---------- MATERIAL TO PROCESS ----------

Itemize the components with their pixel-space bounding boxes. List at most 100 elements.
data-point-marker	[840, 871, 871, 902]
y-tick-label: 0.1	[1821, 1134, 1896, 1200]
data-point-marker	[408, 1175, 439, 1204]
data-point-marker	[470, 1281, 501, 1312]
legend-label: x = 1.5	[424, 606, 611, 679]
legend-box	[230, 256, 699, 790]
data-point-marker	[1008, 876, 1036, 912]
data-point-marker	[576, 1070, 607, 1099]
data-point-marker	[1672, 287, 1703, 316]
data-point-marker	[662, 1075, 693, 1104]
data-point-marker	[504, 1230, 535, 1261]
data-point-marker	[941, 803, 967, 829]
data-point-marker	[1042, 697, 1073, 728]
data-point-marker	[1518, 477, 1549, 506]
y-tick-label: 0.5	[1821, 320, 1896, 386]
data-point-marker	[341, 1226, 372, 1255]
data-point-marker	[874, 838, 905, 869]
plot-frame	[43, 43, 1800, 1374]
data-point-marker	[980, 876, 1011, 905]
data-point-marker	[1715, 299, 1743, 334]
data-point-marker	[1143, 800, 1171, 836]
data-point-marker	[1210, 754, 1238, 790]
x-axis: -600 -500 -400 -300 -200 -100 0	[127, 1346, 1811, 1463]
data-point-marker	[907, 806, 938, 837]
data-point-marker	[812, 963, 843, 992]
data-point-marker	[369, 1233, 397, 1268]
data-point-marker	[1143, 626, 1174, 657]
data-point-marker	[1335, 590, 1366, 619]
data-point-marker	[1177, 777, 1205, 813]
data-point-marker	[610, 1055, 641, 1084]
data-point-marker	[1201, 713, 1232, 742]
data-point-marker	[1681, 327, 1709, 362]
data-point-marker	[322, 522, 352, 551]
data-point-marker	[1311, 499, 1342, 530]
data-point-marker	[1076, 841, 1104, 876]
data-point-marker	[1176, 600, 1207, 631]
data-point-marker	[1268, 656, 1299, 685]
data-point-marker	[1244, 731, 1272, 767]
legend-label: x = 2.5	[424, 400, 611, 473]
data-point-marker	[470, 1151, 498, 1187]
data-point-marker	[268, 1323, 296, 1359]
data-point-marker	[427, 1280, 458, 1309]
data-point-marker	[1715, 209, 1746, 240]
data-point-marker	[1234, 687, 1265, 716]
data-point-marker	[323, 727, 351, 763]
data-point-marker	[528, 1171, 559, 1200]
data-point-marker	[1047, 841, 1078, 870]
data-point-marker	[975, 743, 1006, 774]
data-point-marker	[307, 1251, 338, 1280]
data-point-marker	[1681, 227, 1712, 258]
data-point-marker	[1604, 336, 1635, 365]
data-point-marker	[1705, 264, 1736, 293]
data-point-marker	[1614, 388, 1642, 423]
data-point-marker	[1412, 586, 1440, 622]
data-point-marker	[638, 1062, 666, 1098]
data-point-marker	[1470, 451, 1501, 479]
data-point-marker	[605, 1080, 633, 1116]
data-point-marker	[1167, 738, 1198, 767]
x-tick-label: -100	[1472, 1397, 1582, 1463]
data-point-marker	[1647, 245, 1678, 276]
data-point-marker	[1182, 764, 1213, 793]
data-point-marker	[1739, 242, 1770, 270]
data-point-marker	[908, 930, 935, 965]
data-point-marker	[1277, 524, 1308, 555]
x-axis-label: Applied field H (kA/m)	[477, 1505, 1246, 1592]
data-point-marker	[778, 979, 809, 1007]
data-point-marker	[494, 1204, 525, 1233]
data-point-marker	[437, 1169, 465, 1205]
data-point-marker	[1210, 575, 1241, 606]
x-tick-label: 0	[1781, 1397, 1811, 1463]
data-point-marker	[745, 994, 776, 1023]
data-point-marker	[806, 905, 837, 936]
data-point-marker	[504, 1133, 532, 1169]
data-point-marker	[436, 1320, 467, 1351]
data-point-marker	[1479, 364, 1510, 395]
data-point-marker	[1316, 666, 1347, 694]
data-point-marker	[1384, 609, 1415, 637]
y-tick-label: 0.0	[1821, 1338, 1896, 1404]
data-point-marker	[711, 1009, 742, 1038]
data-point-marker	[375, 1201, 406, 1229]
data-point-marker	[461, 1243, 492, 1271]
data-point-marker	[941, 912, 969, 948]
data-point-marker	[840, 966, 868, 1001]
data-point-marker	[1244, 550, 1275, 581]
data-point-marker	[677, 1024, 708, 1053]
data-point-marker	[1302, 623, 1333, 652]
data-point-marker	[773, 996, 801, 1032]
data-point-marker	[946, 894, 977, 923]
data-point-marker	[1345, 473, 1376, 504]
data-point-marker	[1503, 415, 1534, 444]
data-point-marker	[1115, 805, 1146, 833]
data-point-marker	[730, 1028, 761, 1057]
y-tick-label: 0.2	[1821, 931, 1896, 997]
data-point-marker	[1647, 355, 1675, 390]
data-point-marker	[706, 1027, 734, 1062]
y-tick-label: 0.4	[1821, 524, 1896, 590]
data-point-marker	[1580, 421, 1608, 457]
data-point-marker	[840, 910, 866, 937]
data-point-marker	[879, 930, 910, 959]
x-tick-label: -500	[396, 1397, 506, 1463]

----------

* EXERCISE INSTRUCTIONS: Reproduce the entries from the very first line down through the line containing "336, 1635, 365]", including both of those lines.

* OUTPUT FOR THIS EXERCISE:
Itemize the components with their pixel-space bounding boxes. List at most 100 elements.
data-point-marker	[840, 871, 871, 902]
y-tick-label: 0.1	[1821, 1134, 1896, 1200]
data-point-marker	[408, 1175, 439, 1204]
data-point-marker	[470, 1281, 501, 1312]
legend-label: x = 1.5	[424, 606, 611, 679]
legend-box	[230, 256, 699, 790]
data-point-marker	[1008, 876, 1036, 912]
data-point-marker	[576, 1070, 607, 1099]
data-point-marker	[1672, 287, 1703, 316]
data-point-marker	[662, 1075, 693, 1104]
data-point-marker	[504, 1230, 535, 1261]
data-point-marker	[941, 803, 967, 829]
data-point-marker	[1042, 697, 1073, 728]
data-point-marker	[1518, 477, 1549, 506]
y-tick-label: 0.5	[1821, 320, 1896, 386]
data-point-marker	[341, 1226, 372, 1255]
data-point-marker	[874, 838, 905, 869]
plot-frame	[43, 43, 1800, 1374]
data-point-marker	[980, 876, 1011, 905]
data-point-marker	[1715, 299, 1743, 334]
data-point-marker	[1143, 800, 1171, 836]
data-point-marker	[1210, 754, 1238, 790]
x-axis: -600 -500 -400 -300 -200 -100 0	[127, 1346, 1811, 1463]
data-point-marker	[907, 806, 938, 837]
data-point-marker	[812, 963, 843, 992]
data-point-marker	[369, 1233, 397, 1268]
data-point-marker	[1143, 626, 1174, 657]
data-point-marker	[1335, 590, 1366, 619]
data-point-marker	[1177, 777, 1205, 813]
data-point-marker	[610, 1055, 641, 1084]
data-point-marker	[1201, 713, 1232, 742]
data-point-marker	[1681, 327, 1709, 362]
data-point-marker	[322, 522, 352, 551]
data-point-marker	[1311, 499, 1342, 530]
data-point-marker	[1076, 841, 1104, 876]
data-point-marker	[1176, 600, 1207, 631]
data-point-marker	[1268, 656, 1299, 685]
data-point-marker	[1244, 731, 1272, 767]
legend-label: x = 2.5	[424, 400, 611, 473]
data-point-marker	[470, 1151, 498, 1187]
data-point-marker	[268, 1323, 296, 1359]
data-point-marker	[427, 1280, 458, 1309]
data-point-marker	[1715, 209, 1746, 240]
data-point-marker	[1234, 687, 1265, 716]
data-point-marker	[323, 727, 351, 763]
data-point-marker	[528, 1171, 559, 1200]
data-point-marker	[1047, 841, 1078, 870]
data-point-marker	[975, 743, 1006, 774]
data-point-marker	[307, 1251, 338, 1280]
data-point-marker	[1681, 227, 1712, 258]
data-point-marker	[1604, 336, 1635, 365]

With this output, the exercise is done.